▶ **Exercise instructions**:
Provide the records once more, identical to the original.

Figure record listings

★ ★ ★

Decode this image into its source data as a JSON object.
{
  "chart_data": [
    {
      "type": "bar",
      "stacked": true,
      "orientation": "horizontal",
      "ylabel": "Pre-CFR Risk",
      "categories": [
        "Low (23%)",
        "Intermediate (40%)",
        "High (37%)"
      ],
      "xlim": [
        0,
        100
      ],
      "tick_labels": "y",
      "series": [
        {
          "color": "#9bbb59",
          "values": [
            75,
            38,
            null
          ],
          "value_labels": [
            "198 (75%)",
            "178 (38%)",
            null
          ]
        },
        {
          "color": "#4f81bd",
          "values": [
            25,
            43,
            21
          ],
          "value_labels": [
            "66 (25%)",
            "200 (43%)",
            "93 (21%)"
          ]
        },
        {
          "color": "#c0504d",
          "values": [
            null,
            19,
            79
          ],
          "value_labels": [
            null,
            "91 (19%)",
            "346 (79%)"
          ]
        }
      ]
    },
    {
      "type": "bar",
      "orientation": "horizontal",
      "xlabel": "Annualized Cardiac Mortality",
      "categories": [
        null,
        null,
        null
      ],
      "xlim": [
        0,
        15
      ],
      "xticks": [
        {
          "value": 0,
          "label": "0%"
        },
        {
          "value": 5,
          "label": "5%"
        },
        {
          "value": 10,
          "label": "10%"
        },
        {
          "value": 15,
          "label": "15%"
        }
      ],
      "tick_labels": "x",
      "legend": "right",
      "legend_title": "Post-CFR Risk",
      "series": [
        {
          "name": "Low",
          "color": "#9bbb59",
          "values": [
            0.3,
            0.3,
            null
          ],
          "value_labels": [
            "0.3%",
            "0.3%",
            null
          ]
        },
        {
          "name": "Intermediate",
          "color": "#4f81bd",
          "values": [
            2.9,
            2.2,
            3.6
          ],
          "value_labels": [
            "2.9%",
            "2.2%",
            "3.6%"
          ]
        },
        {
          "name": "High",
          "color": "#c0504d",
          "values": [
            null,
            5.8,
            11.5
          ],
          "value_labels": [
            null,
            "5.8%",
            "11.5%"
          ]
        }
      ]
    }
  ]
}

★ ★ ★

▶ **Solution to the problem**:
Decode this image into its source data as a JSON object.
{
  "chart_data": [
    {
      "type": "bar",
      "stacked": true,
      "orientation": "horizontal",
      "ylabel": "Pre-CFR Risk",
      "categories": [
        "Low (23%)",
        "Intermediate (40%)",
        "High (37%)"
      ],
      "xlim": [
        0,
        100
      ],
      "tick_labels": "y",
      "series": [
        {
          "color": "#9bbb59",
          "values": [
            75,
            38,
            null
          ],
          "value_labels": [
            "198 (75%)",
            "178 (38%)",
            null
          ]
        },
        {
          "color": "#4f81bd",
          "values": [
            25,
            43,
            21
          ],
          "value_labels": [
            "66 (25%)",
            "200 (43%)",
            "93 (21%)"
          ]
        },
        {
          "color": "#c0504d",
          "values": [
            null,
            19,
            79
          ],
          "value_labels": [
            null,
            "91 (19%)",
            "346 (79%)"
          ]
        }
      ]
    },
    {
      "type": "bar",
      "orientation": "horizontal",
      "xlabel": "Annualized Cardiac Mortality",
      "categories": [
        null,
        null,
        null
      ],
      "xlim": [
        0,
        15
      ],
      "xticks": [
        {
          "value": 0,
          "label": "0%"
        },
        {
          "value": 5,
          "label": "5%"
        },
        {
          "value": 10,
          "label": "10%"
        },
        {
          "value": 15,
          "label": "15%"
        }
      ],
      "tick_labels": "x",
      "legend": "right",
      "legend_title": "Post-CFR Risk",
      "series": [
        {
          "name": "Low",
          "color": "#9bbb59",
          "values": [
            0.3,
            0.3,
            null
          ],
          "value_labels": [
            "0.3%",
            "0.3%",
            null
          ]
        },
        {
          "name": "Intermediate",
          "color": "#4f81bd",
          "values": [
            2.9,
            2.2,
            3.6
          ],
          "value_labels": [
            "2.9%",
            "2.2%",
            "3.6%"
          ]
        },
        {
          "name": "High",
          "color": "#c0504d",
          "values": [
            null,
            5.8,
            11.5
          ],
          "value_labels": [
            null,
            "5.8%",
            "11.5%"
          ]
        }
      ]
    }
  ]
}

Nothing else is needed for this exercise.